══ DATA SHOWN

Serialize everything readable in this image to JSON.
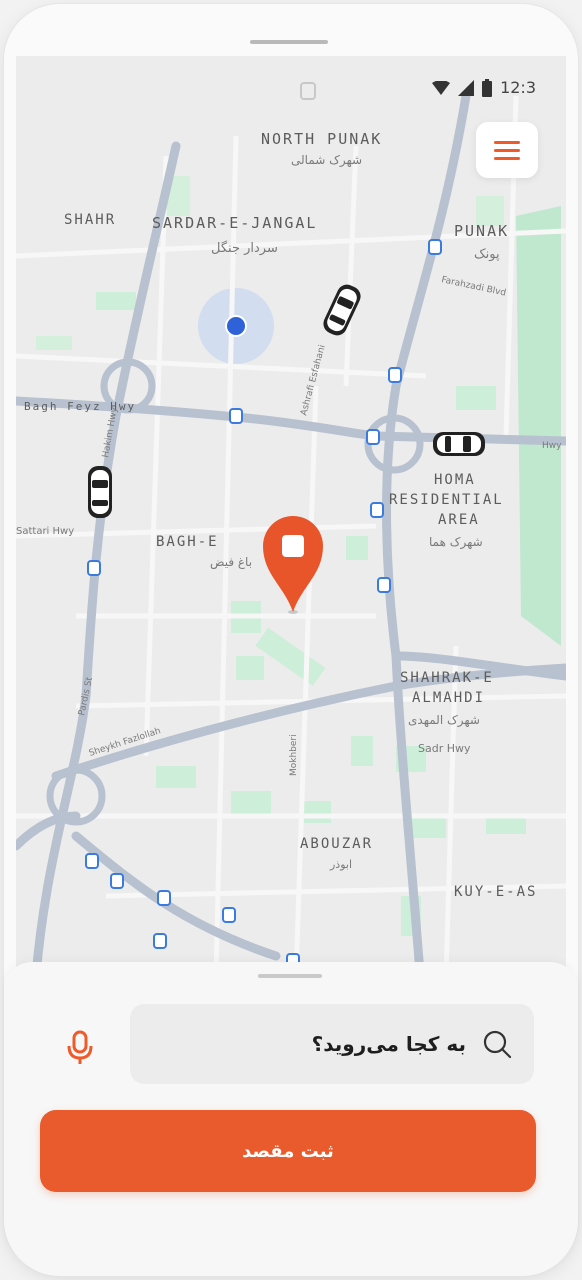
{
  "status_bar": {
    "time": "12:3"
  },
  "map": {
    "labels": {
      "north_punak": "NORTH PUNAK",
      "north_punak_fa": "شهرک شمالی",
      "shahr": "SHAHR",
      "sardar_e_jangal": "SARDAR-E-JANGAL",
      "sardar_e_jangal_fa": "سردار جنگل",
      "punak": "PUNAK",
      "punak_fa": "پونک",
      "punak_road": "Farahzadi Blvd",
      "bagh_e": "BAGH-E",
      "bagh_e_fa": "باغ فیض",
      "homa": "HOMA",
      "residential": "RESIDENTIAL",
      "area": "AREA",
      "homa_fa": "شهرک هما",
      "shahrak": "SHAHRAK-E",
      "almahdi": "ALMAHDI",
      "almahdi_fa": "شهرک المهدی",
      "almahdi_road": "Sadr Hwy",
      "aboudar": "ABOUZAR",
      "aboudar_fa": "ابوذر",
      "kut": "KUY-E-AS",
      "road_left": "Sattari Hwy",
      "road_top_left": "Bagh Feyz Hwy",
      "road_mid": "Hakim Hwy",
      "road_vertical": "Ashrafi Esfahani",
      "road_center": "Mokhberi",
      "road_diag": "Pardis St",
      "road_right_label": "Hwy",
      "road_bottom_left": "Sheykh Fazlollah"
    }
  },
  "search": {
    "placeholder": "به کجا می‌روید؟"
  },
  "cta": {
    "label": "ثبت مقصد"
  },
  "colors": {
    "accent": "#e95a2c",
    "user_dot": "#2f62d8",
    "park": "#bfe8cf",
    "road": "#b8c1cf"
  },
  "icons": {
    "menu": "hamburger-icon",
    "mic": "mic-icon",
    "search": "search-icon",
    "destination": "map-pin-icon",
    "car": "car-icon"
  }
}
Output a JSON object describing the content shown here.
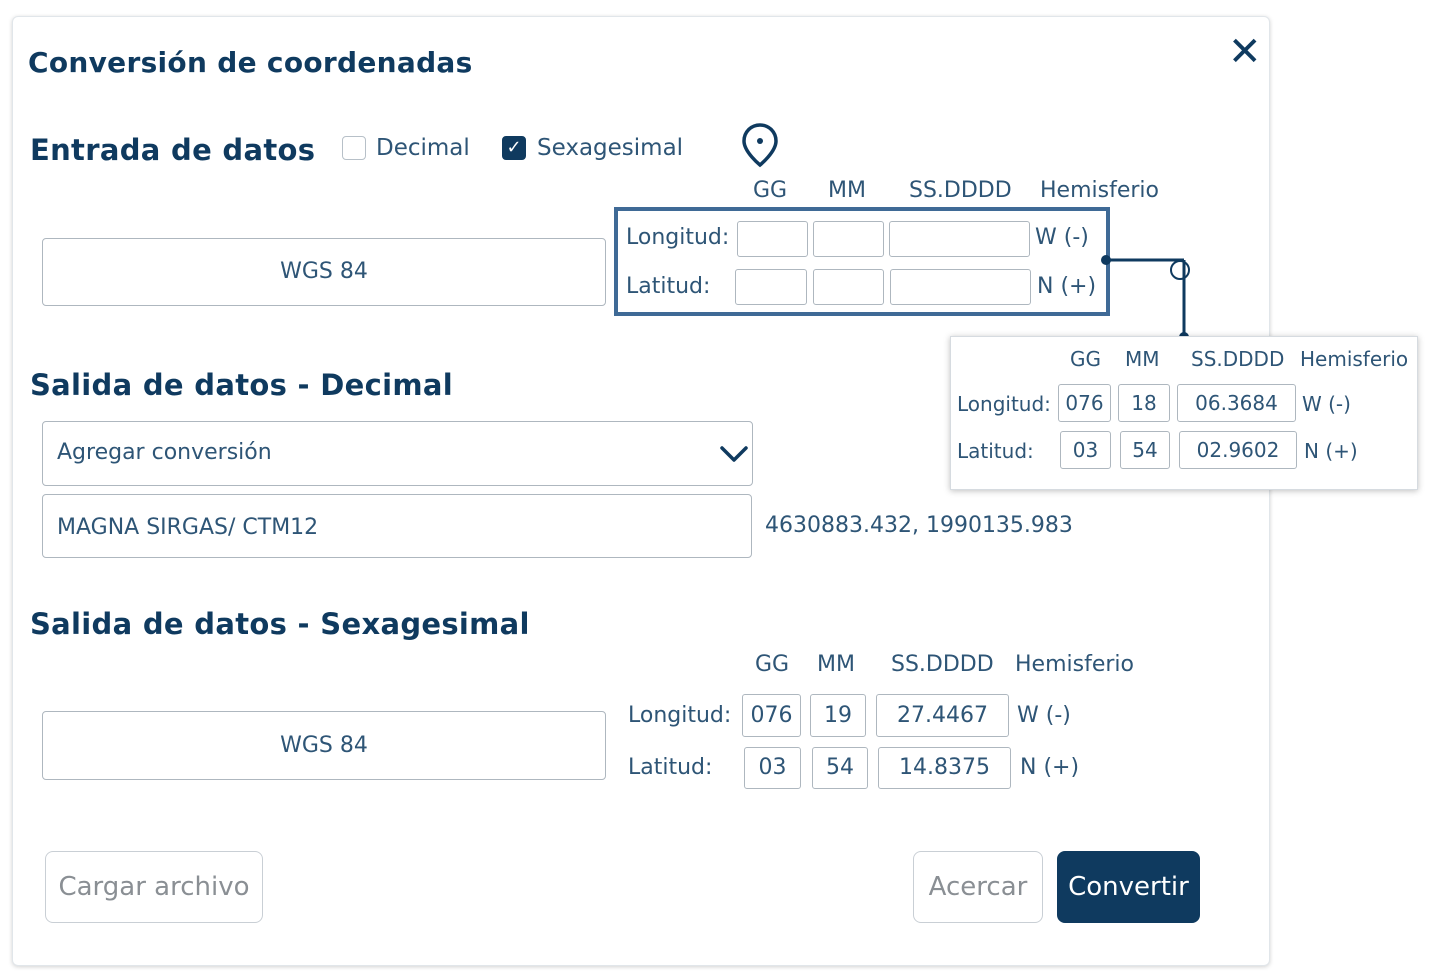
{
  "dialog": {
    "title": "Conversión de coordenadas",
    "close_icon": "close-icon"
  },
  "entrada": {
    "heading": "Entrada de datos",
    "decimal_label": "Decimal",
    "decimal_checked": false,
    "sexagesimal_label": "Sexagesimal",
    "sexagesimal_checked": true,
    "location_icon": "map-pin-icon",
    "datum": "WGS 84",
    "columns": [
      "GG",
      "MM",
      "SS.DDDD",
      "Hemisferio"
    ],
    "longitud_label": "Longitud:",
    "latitud_label": "Latitud:",
    "longitud": {
      "gg": "",
      "mm": "",
      "ss": "",
      "hemisferio": "W (-)"
    },
    "latitud": {
      "gg": "",
      "mm": "",
      "ss": "",
      "hemisferio": "N (+)"
    }
  },
  "example": {
    "columns": [
      "GG",
      "MM",
      "SS.DDDD",
      "Hemisferio"
    ],
    "longitud_label": "Longitud:",
    "latitud_label": "Latitud:",
    "longitud": {
      "gg": "076",
      "mm": "18",
      "ss": "06.3684",
      "hemisferio": "W (-)"
    },
    "latitud": {
      "gg": "03",
      "mm": "54",
      "ss": "02.9602",
      "hemisferio": "N (+)"
    }
  },
  "salida_decimal": {
    "heading": "Salida de datos - Decimal",
    "dropdown_value": "Agregar conversión",
    "dropdown_icon": "chevron-down-icon",
    "system": "MAGNA SIRGAS/ CTM12",
    "result": "4630883.432, 1990135.983"
  },
  "salida_sexagesimal": {
    "heading": "Salida de datos - Sexagesimal",
    "datum": "WGS 84",
    "columns": [
      "GG",
      "MM",
      "SS.DDDD",
      "Hemisferio"
    ],
    "longitud_label": "Longitud:",
    "latitud_label": "Latitud:",
    "longitud": {
      "gg": "076",
      "mm": "19",
      "ss": "27.4467",
      "hemisferio": "W (-)"
    },
    "latitud": {
      "gg": "03",
      "mm": "54",
      "ss": "14.8375",
      "hemisferio": "N (+)"
    }
  },
  "actions": {
    "cargar": "Cargar archivo",
    "acercar": "Acercar",
    "convertir": "Convertir"
  },
  "colors": {
    "primary": "#0f3a5f",
    "highlight": "#3f6a96"
  }
}
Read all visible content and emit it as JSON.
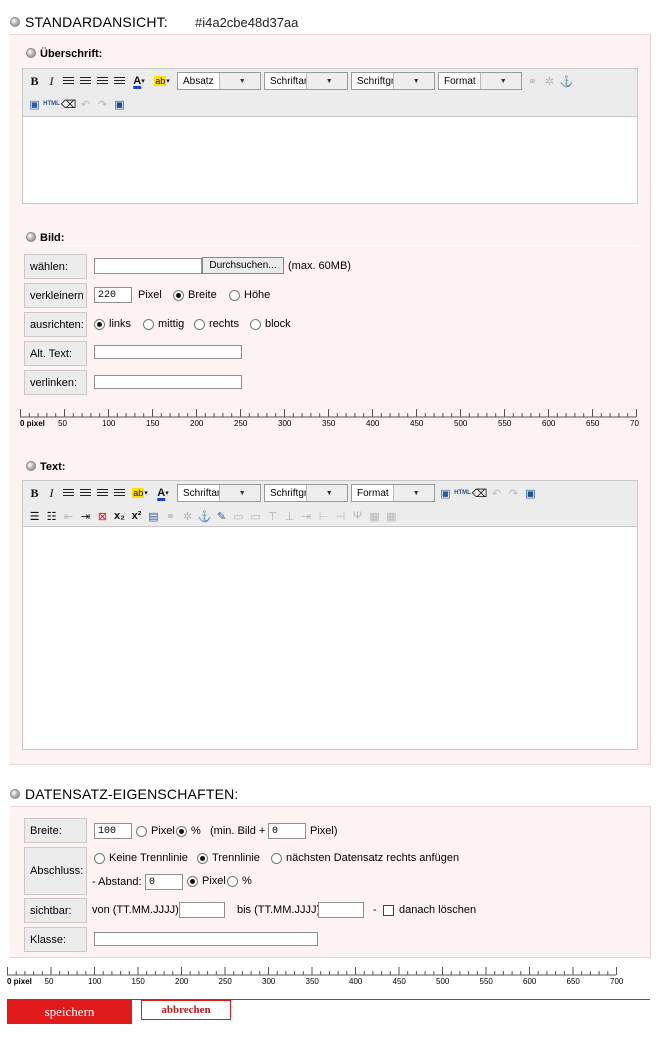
{
  "std": {
    "title": "STANDARDANSICHT:",
    "id": "#i4a2cbe48d37aa"
  },
  "heading": {
    "title": "Überschrift:"
  },
  "toolbar1": {
    "block": "Absatz",
    "font": "Schriftart",
    "size": "Schriftgröße",
    "format": "Format"
  },
  "image": {
    "title": "Bild:",
    "choose_label": "wählen:",
    "browse": "Durchsuchen...",
    "maxsize": "(max. 60MB)",
    "shrink_label": "verkleinern",
    "shrink_value": "220",
    "pixel": "Pixel",
    "width": "Breite",
    "height": "Höhe",
    "align_label": "ausrichten:",
    "left": "links",
    "center": "mittig",
    "right": "rechts",
    "block": "block",
    "alt_label": "Alt. Text:",
    "link_label": "verlinken:"
  },
  "ruler1": {
    "labels": [
      "0 pixel",
      "50",
      "100",
      "150",
      "200",
      "250",
      "300",
      "350",
      "400",
      "450",
      "500",
      "550",
      "600",
      "650",
      "70"
    ]
  },
  "text": {
    "title": "Text:"
  },
  "toolbar2": {
    "font": "Schriftart",
    "size": "Schriftgröße",
    "format": "Format"
  },
  "record": {
    "title": "DATENSATZ-EIGENSCHAFTEN:",
    "width_label": "Breite:",
    "width_value": "100",
    "pixel": "Pixel",
    "percent": "%",
    "min_text": "(min. Bild +",
    "min_value": "0",
    "min_unit": "Pixel)",
    "end_label": "Abschluss:",
    "no_line": "Keine Trennlinie",
    "line": "Trennlinie",
    "next_right": "nächsten Datensatz rechts anfügen",
    "spacing_label": "- Abstand:",
    "spacing_value": "0",
    "spacing_pixel": "Pixel",
    "spacing_percent": "%",
    "visible_label": "sichtbar:",
    "from": "von (TT.MM.JJJJ):",
    "to": "bis (TT.MM.JJJJ)",
    "dash": "-",
    "delete_after": "danach löschen",
    "class_label": "Klasse:"
  },
  "ruler2": {
    "labels": [
      "0 pixel",
      "50",
      "100",
      "150",
      "200",
      "250",
      "300",
      "350",
      "400",
      "450",
      "500",
      "550",
      "600",
      "650",
      "700"
    ]
  },
  "actions": {
    "save": "speichern",
    "cancel": "abbrechen"
  },
  "colors": {
    "accent": "#e01b1b",
    "pink": "#fdf3f3"
  }
}
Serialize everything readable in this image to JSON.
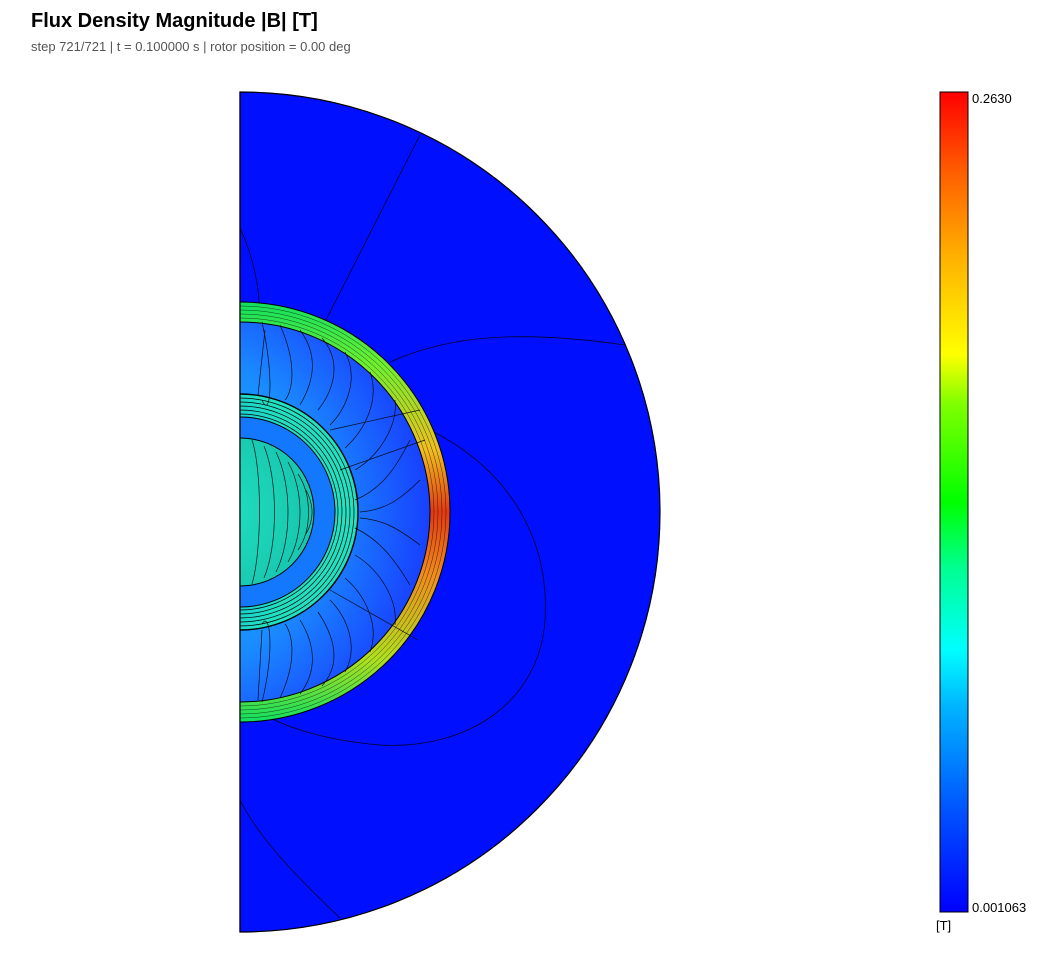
{
  "header": {
    "title": "Flux Density Magnitude |B|  [T]",
    "subtitle": "step 721/721  |  t = 0.100000 s  |  rotor position = 0.00 deg"
  },
  "colorbar": {
    "max_label": "0.2630",
    "min_label": "0.001063",
    "unit_label": "[T]",
    "max_value": 0.263,
    "min_value": 0.001063,
    "colormap": [
      "#0000ff",
      "#0080ff",
      "#00ffff",
      "#00ff80",
      "#00ff00",
      "#80ff00",
      "#ffff00",
      "#ff8000",
      "#ff0000"
    ]
  },
  "colors": {
    "background_field": "#0010ff",
    "rotor_core": "#1ecfb0",
    "airgap_ring_hot": "#e8551e",
    "outline": "#000000"
  }
}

════

## EXERCISE PROMPT
Track down every line holding the string "Trennlinie" and copy it.

## SOLUTION FOR THIS EXERCISE
    "no_line": "Keine Trennlinie",
    "line": "Trennlinie",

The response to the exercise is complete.